— begin EXERCISE MATERIAL —

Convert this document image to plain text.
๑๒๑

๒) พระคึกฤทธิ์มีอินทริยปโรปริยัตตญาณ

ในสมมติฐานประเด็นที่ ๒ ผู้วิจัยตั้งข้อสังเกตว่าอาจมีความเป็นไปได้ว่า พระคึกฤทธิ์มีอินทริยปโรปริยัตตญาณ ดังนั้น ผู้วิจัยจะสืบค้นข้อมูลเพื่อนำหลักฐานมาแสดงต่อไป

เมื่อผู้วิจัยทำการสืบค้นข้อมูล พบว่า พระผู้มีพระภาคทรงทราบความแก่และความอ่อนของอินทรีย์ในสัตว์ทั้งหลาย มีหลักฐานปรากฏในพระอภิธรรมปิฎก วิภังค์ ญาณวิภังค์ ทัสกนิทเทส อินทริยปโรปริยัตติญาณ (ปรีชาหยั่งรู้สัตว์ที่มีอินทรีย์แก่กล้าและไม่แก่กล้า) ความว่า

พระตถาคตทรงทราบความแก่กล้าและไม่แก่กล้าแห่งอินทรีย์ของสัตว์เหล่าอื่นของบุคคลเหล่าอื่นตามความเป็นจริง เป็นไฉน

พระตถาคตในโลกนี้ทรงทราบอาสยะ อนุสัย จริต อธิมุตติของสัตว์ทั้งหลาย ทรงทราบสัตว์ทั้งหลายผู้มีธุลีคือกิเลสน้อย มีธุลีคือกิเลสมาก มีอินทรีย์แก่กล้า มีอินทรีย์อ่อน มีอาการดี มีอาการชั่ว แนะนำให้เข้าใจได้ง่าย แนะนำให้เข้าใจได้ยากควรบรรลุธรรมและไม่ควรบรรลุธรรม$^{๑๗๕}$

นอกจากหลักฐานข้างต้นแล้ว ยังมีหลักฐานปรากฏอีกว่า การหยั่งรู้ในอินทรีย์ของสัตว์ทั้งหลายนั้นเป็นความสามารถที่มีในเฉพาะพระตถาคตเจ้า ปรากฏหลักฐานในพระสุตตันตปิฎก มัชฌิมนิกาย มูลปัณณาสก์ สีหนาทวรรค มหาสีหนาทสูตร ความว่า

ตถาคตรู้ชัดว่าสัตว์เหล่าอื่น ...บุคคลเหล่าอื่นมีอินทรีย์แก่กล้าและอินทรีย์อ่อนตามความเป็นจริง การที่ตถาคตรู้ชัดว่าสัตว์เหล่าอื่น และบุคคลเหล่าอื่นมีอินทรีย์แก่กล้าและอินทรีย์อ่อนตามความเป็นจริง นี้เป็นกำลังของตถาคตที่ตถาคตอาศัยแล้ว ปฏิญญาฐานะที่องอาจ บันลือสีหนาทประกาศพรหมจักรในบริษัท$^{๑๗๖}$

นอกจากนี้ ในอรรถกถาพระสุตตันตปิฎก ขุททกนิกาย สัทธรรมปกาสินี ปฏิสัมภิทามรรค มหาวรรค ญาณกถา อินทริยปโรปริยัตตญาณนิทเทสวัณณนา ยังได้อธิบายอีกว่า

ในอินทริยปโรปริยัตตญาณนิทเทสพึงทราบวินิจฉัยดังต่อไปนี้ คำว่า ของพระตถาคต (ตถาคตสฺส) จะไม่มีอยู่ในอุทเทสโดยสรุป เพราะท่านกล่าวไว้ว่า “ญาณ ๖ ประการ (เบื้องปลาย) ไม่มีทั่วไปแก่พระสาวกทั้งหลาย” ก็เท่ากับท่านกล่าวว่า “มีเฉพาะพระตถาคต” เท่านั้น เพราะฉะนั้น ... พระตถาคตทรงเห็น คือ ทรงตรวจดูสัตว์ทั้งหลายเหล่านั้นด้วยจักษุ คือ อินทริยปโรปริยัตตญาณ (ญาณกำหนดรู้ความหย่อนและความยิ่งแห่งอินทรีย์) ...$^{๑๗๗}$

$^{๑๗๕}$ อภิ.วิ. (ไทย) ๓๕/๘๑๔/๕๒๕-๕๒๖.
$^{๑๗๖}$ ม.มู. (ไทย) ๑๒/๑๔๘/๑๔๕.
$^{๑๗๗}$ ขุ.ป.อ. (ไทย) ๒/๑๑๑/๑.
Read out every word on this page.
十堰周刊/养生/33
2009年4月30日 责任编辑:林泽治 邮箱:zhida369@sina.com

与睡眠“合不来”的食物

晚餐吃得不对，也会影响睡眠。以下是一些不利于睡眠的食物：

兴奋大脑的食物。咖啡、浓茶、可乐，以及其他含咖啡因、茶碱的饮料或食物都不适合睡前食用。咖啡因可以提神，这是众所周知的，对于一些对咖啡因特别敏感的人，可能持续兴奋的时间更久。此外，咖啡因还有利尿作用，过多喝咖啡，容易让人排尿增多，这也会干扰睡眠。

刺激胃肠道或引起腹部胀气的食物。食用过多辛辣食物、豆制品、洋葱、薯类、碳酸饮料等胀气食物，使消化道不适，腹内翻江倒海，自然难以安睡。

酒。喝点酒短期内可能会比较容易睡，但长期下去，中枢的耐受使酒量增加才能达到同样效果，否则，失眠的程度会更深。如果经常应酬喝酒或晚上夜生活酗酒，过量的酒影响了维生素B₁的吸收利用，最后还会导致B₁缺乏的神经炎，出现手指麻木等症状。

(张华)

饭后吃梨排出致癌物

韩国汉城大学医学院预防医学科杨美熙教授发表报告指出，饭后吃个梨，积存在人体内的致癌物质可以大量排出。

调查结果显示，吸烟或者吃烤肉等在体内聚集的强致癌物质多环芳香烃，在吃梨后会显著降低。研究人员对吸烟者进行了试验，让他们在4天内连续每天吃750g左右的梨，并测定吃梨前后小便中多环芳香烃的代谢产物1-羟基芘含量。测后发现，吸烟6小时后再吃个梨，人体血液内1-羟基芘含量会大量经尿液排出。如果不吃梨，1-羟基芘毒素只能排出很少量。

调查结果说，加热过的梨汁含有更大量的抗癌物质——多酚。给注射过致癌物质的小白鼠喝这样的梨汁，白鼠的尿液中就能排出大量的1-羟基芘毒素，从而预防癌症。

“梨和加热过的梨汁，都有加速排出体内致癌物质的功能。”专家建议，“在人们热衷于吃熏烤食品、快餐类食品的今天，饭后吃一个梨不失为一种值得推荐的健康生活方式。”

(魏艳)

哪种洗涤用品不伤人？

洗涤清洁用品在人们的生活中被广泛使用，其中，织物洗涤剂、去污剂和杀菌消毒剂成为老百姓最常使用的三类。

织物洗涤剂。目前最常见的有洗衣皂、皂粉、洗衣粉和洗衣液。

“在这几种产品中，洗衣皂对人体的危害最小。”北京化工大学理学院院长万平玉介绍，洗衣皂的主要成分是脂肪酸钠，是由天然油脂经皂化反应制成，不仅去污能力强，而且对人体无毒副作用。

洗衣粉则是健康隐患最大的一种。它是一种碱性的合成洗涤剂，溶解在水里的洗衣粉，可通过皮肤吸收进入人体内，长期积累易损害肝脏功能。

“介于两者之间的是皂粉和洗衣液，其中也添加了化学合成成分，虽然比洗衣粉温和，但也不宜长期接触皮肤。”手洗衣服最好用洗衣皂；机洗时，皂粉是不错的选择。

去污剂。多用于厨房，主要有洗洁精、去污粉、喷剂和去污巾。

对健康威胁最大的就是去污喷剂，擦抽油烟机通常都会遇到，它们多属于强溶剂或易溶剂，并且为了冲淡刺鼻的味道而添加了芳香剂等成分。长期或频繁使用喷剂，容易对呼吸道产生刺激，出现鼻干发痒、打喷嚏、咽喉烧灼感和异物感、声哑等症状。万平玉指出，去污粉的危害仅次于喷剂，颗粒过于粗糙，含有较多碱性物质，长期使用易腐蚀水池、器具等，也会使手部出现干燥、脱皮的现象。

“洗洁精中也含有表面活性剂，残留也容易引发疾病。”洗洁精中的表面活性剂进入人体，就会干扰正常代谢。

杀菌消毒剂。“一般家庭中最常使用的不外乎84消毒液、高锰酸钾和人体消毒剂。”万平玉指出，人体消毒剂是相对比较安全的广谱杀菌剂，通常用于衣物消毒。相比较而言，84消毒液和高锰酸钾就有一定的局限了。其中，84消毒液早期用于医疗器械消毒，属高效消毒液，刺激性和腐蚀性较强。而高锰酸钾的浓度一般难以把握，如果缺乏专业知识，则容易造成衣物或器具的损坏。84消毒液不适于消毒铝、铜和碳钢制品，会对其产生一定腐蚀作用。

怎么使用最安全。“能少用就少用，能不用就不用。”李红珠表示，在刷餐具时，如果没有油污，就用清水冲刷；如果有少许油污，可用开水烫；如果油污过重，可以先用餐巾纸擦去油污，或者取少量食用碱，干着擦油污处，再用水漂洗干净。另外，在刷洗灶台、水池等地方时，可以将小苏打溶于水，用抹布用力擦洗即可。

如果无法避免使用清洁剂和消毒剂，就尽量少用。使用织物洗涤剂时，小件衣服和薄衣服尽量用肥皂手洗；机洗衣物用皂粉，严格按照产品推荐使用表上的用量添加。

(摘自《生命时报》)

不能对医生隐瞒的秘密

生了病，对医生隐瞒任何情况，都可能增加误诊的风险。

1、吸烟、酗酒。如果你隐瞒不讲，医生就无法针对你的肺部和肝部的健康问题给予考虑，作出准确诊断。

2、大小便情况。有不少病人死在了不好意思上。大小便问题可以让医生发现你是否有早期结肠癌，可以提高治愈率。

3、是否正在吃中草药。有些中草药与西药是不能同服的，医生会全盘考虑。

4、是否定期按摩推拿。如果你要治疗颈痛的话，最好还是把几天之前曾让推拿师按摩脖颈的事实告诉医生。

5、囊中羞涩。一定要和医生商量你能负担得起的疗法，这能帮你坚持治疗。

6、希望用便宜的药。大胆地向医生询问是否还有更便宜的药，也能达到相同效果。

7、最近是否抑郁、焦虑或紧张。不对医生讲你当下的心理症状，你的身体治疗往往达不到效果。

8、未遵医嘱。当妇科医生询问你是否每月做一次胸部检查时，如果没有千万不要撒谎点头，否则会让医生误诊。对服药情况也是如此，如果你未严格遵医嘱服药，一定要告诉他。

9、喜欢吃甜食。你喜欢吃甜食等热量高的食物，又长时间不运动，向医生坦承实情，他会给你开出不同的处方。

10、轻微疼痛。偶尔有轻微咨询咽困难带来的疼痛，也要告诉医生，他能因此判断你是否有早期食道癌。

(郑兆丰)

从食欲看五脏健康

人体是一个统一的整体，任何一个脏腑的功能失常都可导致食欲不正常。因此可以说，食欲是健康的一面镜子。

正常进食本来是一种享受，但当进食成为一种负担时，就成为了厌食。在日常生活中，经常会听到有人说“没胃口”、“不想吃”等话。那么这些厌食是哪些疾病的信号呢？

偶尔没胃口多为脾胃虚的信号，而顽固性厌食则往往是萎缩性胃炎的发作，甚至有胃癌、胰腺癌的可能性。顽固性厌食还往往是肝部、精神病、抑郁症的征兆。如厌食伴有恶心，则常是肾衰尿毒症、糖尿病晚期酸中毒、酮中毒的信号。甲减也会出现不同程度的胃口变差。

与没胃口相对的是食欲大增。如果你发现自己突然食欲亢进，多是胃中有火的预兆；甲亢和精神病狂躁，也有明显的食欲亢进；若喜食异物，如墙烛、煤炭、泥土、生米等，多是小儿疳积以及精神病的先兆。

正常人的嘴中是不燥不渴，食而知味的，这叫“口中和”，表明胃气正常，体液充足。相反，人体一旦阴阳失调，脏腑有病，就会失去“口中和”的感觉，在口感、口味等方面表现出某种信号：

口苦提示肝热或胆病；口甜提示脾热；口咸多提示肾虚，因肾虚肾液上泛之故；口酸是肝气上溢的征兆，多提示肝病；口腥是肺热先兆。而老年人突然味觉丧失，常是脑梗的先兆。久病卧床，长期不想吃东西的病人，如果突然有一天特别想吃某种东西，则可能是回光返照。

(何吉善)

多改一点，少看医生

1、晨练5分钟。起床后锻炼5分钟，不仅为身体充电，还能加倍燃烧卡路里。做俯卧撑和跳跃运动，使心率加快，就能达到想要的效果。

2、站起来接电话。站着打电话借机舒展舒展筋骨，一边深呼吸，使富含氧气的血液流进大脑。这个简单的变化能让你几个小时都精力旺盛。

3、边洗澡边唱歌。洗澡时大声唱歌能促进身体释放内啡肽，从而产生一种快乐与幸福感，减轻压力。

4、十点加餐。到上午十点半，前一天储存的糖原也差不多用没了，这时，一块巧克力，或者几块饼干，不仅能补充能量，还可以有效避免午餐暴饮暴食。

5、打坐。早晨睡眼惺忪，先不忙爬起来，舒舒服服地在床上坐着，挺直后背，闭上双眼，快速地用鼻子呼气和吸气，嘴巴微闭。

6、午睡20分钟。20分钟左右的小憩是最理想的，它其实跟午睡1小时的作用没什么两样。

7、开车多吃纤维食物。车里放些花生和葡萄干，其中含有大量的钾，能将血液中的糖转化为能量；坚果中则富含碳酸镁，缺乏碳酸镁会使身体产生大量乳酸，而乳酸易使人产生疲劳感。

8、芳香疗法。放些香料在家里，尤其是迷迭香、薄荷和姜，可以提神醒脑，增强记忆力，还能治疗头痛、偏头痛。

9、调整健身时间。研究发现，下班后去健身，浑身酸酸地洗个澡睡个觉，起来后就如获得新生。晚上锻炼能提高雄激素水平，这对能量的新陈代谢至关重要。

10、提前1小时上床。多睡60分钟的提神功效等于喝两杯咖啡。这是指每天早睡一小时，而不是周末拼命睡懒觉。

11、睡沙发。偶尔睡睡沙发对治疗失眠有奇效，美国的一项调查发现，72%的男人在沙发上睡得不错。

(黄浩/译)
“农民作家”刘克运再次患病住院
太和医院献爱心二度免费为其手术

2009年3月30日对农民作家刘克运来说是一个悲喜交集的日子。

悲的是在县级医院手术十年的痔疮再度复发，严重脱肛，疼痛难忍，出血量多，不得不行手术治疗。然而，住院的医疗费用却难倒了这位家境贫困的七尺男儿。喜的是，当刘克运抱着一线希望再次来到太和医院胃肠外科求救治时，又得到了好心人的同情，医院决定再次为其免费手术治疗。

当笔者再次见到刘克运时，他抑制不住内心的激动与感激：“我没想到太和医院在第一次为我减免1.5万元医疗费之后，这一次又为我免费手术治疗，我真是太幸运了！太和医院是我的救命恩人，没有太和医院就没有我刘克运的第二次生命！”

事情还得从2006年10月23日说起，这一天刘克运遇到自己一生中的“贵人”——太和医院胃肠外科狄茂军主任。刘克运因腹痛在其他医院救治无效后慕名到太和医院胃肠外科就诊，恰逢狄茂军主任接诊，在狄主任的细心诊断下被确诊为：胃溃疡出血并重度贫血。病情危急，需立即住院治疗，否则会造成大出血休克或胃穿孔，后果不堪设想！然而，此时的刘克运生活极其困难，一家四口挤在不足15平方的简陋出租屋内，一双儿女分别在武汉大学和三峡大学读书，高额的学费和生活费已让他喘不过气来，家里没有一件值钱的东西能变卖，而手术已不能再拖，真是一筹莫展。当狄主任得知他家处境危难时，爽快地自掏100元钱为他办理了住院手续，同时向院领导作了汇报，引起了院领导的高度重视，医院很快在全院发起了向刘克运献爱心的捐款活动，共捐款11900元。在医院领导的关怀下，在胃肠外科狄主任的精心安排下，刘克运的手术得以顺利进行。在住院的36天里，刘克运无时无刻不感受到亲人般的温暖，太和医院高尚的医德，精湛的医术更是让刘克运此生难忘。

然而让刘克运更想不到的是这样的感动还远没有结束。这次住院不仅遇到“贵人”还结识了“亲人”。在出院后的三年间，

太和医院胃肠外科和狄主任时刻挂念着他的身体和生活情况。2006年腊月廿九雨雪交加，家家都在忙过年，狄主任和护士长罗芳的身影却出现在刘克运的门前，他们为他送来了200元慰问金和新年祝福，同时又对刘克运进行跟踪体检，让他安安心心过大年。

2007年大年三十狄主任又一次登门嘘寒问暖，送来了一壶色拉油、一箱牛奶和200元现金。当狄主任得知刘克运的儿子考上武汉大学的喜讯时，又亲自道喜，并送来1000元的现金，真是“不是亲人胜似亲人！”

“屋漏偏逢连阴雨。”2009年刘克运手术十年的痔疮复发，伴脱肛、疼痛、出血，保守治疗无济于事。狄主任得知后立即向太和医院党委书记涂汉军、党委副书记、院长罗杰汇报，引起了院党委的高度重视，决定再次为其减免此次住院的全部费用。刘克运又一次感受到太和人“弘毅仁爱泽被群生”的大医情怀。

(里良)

— end EXERCISE MATERIAL —

* [AIM] Go through the listing above and list every line that has the word "กฤทธ".

* [WRITTEN RESPONSE]
๒) พระคึกฤทธิ์มีอินทริยปโรปริยัตตญาณ
ในสมมติฐานประเด็นที่ ๒ ผู้วิจัยตั้งข้อสังเกตว่าอาจมีความเป็นไปได้ว่า พระคึกฤทธิ์มีอินทริยปโรปริยัตตญาณ ดังนั้น ผู้วิจัยจะสืบค้นข้อมูลเพื่อนำหลักฐานมาแสดงต่อไป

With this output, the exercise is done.